Your task
Repeat the material verbatim. Images are excluded from the copy.

— start Task inputs —

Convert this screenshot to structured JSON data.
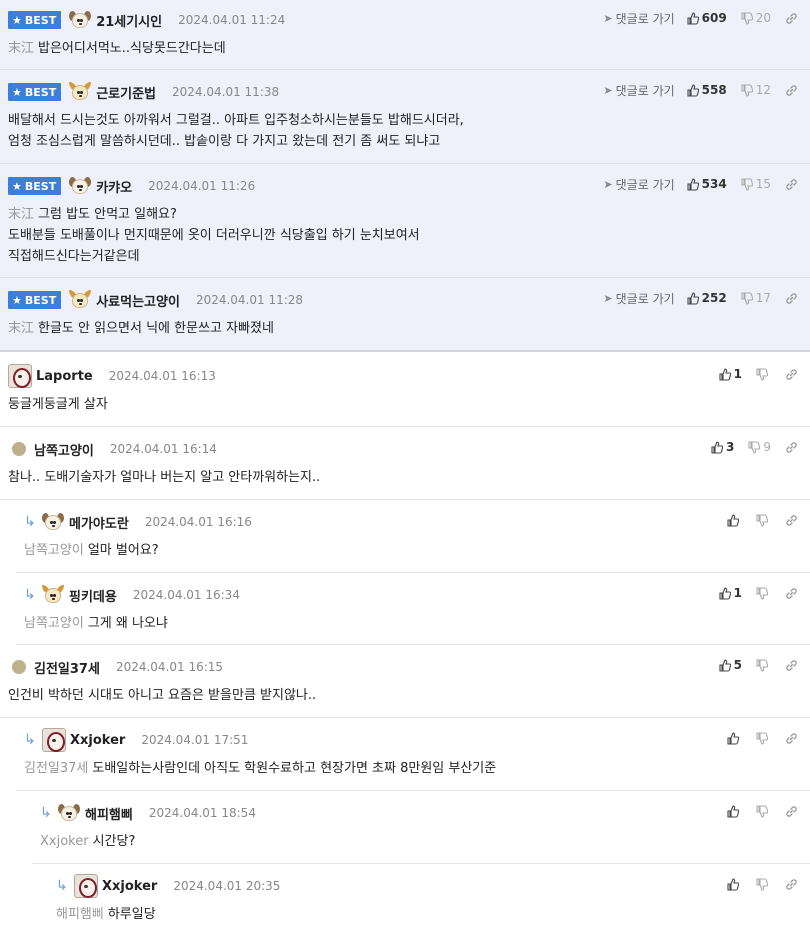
{
  "best_label": "BEST",
  "reply_link_label": "댓글로 가기",
  "comments": [
    {
      "nick": "21세기시인",
      "date": "2024.04.01 11:24",
      "mention": "末江",
      "lines": [
        "밥은어디서먹노..식당못드간다는데"
      ],
      "up": "609",
      "down": "20"
    },
    {
      "nick": "근로기준법",
      "date": "2024.04.01 11:38",
      "lines": [
        "배달해서 드시는것도 아까워서 그럴걸.. 아파트 입주청소하시는분들도 밥해드시더라,",
        "엄청 조심스럽게 말씀하시던데.. 밥솥이랑 다 가지고 왔는데 전기 좀 써도 되냐고"
      ],
      "up": "558",
      "down": "12"
    },
    {
      "nick": "카캬오",
      "date": "2024.04.01 11:26",
      "mention": "末江",
      "lines": [
        "그럼 밥도 안먹고 일해요?",
        "도배분들 도배풀이나 먼지때문에 옷이 더러우니깐 식당출입 하기 눈치보여서",
        "직접해드신다는거같은데"
      ],
      "up": "534",
      "down": "15"
    },
    {
      "nick": "사료먹는고양이",
      "date": "2024.04.01 11:28",
      "mention": "末江",
      "lines": [
        "한글도 안 읽으면서 닉에 한문쓰고 자빠졌네"
      ],
      "up": "252",
      "down": "17"
    },
    {
      "nick": "Laporte",
      "date": "2024.04.01 16:13",
      "lines": [
        "둥글게둥글게 살자"
      ],
      "up": "1",
      "down": ""
    },
    {
      "nick": "남쪽고양이",
      "date": "2024.04.01 16:14",
      "lines": [
        "참나.. 도배기술자가 얼마나 버는지 알고 안타까워하는지.."
      ],
      "up": "3",
      "down": "9"
    },
    {
      "nick": "메가야도란",
      "date": "2024.04.01 16:16",
      "mention": "남쪽고양이",
      "lines": [
        "얼마 벌어요?"
      ],
      "up": "",
      "down": ""
    },
    {
      "nick": "핑키데용",
      "date": "2024.04.01 16:34",
      "mention": "남쪽고양이",
      "lines": [
        "그게 왜 나오냐"
      ],
      "up": "1",
      "down": ""
    },
    {
      "nick": "김전일37세",
      "date": "2024.04.01 16:15",
      "lines": [
        "인건비 박하던 시대도 아니고 요즘은 받을만큼 받지않나.."
      ],
      "up": "5",
      "down": ""
    },
    {
      "nick": "Xxjoker",
      "date": "2024.04.01 17:51",
      "mention": "김전일37세",
      "lines": [
        "도배일하는사람인데 아직도 학원수료하고 현장가면 초짜 8만원임 부산기준"
      ],
      "up": "",
      "down": ""
    },
    {
      "nick": "해피햄삐",
      "date": "2024.04.01 18:54",
      "mention": "Xxjoker",
      "lines": [
        "시간당?"
      ],
      "up": "",
      "down": ""
    },
    {
      "nick": "Xxjoker",
      "date": "2024.04.01 20:35",
      "mention": "해피햄삐",
      "lines": [
        "하루일당"
      ],
      "up": "",
      "down": ""
    }
  ]
}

— end Task inputs —

Finished task
Convert this screenshot to structured JSON data.
{
  "best_label": "BEST",
  "reply_link_label": "댓글로 가기",
  "comments": [
    {
      "nick": "21세기시인",
      "date": "2024.04.01 11:24",
      "mention": "末江",
      "lines": [
        "밥은어디서먹노..식당못드간다는데"
      ],
      "up": "609",
      "down": "20"
    },
    {
      "nick": "근로기준법",
      "date": "2024.04.01 11:38",
      "lines": [
        "배달해서 드시는것도 아까워서 그럴걸.. 아파트 입주청소하시는분들도 밥해드시더라,",
        "엄청 조심스럽게 말씀하시던데.. 밥솥이랑 다 가지고 왔는데 전기 좀 써도 되냐고"
      ],
      "up": "558",
      "down": "12"
    },
    {
      "nick": "카캬오",
      "date": "2024.04.01 11:26",
      "mention": "末江",
      "lines": [
        "그럼 밥도 안먹고 일해요?",
        "도배분들 도배풀이나 먼지때문에 옷이 더러우니깐 식당출입 하기 눈치보여서",
        "직접해드신다는거같은데"
      ],
      "up": "534",
      "down": "15"
    },
    {
      "nick": "사료먹는고양이",
      "date": "2024.04.01 11:28",
      "mention": "末江",
      "lines": [
        "한글도 안 읽으면서 닉에 한문쓰고 자빠졌네"
      ],
      "up": "252",
      "down": "17"
    },
    {
      "nick": "Laporte",
      "date": "2024.04.01 16:13",
      "lines": [
        "둥글게둥글게 살자"
      ],
      "up": "1",
      "down": ""
    },
    {
      "nick": "남쪽고양이",
      "date": "2024.04.01 16:14",
      "lines": [
        "참나.. 도배기술자가 얼마나 버는지 알고 안타까워하는지.."
      ],
      "up": "3",
      "down": "9"
    },
    {
      "nick": "메가야도란",
      "date": "2024.04.01 16:16",
      "mention": "남쪽고양이",
      "lines": [
        "얼마 벌어요?"
      ],
      "up": "",
      "down": ""
    },
    {
      "nick": "핑키데용",
      "date": "2024.04.01 16:34",
      "mention": "남쪽고양이",
      "lines": [
        "그게 왜 나오냐"
      ],
      "up": "1",
      "down": ""
    },
    {
      "nick": "김전일37세",
      "date": "2024.04.01 16:15",
      "lines": [
        "인건비 박하던 시대도 아니고 요즘은 받을만큼 받지않나.."
      ],
      "up": "5",
      "down": ""
    },
    {
      "nick": "Xxjoker",
      "date": "2024.04.01 17:51",
      "mention": "김전일37세",
      "lines": [
        "도배일하는사람인데 아직도 학원수료하고 현장가면 초짜 8만원임 부산기준"
      ],
      "up": "",
      "down": ""
    },
    {
      "nick": "해피햄삐",
      "date": "2024.04.01 18:54",
      "mention": "Xxjoker",
      "lines": [
        "시간당?"
      ],
      "up": "",
      "down": ""
    },
    {
      "nick": "Xxjoker",
      "date": "2024.04.01 20:35",
      "mention": "해피햄삐",
      "lines": [
        "하루일당"
      ],
      "up": "",
      "down": ""
    }
  ]
}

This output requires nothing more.